Stored items:
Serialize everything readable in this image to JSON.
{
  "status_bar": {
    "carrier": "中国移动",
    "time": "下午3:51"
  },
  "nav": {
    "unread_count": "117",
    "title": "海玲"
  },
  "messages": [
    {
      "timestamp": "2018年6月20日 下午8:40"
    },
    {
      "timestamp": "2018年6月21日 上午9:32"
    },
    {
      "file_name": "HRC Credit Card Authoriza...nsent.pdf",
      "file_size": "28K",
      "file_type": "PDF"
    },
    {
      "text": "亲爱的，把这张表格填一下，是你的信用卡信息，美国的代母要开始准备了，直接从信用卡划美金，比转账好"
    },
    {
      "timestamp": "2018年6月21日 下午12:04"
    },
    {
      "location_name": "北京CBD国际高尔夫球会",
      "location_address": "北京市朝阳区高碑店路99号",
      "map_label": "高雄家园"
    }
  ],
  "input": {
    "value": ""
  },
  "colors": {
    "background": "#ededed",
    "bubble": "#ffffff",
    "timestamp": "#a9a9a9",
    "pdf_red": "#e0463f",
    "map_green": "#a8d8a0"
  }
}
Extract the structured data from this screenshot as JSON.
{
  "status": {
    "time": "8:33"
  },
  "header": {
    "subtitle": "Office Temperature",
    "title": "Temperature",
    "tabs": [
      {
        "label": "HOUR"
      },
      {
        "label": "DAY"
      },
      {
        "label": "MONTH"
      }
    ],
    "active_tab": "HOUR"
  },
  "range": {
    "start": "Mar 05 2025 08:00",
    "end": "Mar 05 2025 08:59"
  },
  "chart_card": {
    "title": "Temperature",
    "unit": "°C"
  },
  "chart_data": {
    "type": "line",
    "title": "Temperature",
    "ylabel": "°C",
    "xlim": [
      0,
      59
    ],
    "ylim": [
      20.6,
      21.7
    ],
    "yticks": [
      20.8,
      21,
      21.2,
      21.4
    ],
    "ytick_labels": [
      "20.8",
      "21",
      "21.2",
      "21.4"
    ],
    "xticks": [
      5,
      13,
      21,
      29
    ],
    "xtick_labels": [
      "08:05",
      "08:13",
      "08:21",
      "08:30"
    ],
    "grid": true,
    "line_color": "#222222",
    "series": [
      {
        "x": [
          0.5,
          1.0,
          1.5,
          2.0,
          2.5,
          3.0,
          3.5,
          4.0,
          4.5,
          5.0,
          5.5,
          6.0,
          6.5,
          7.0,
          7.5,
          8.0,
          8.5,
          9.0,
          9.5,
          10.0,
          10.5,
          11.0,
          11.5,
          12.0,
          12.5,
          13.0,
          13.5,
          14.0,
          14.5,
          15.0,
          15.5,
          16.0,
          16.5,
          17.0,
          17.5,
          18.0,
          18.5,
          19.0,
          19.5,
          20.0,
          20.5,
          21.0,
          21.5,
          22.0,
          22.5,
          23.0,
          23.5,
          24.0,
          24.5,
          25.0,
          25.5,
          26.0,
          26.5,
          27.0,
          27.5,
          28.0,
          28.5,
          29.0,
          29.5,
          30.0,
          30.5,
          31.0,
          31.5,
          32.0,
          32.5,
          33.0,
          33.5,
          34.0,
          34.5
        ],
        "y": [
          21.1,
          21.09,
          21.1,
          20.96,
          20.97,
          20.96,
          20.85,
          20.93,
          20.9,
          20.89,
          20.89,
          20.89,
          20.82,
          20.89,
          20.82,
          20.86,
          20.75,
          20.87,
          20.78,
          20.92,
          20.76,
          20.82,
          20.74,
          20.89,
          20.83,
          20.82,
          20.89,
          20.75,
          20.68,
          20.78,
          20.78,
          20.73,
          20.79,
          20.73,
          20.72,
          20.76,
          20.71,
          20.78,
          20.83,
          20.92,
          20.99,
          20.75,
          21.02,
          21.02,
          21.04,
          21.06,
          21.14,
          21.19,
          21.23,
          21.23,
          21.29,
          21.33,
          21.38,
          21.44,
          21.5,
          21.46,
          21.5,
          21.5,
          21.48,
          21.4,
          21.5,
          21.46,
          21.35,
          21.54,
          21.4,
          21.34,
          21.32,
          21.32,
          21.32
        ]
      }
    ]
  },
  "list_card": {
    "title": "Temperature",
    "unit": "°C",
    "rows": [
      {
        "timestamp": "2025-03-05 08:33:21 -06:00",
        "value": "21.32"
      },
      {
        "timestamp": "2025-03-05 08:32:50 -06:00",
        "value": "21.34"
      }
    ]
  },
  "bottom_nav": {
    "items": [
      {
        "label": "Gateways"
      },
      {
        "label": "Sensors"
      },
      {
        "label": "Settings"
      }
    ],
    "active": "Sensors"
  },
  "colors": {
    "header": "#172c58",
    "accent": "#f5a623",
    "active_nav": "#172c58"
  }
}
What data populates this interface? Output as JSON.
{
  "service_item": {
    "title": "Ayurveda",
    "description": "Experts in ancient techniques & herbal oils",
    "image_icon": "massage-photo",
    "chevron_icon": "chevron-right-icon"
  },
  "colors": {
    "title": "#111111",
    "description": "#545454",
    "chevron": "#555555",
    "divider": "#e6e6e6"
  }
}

WRITTEN TASK: From the listing above, copy all lines holding the word "chevron".

RESPONSE TO THIS EXERCISE:
    "chevron_icon": "chevron-right-icon"
    "chevron": "#555555",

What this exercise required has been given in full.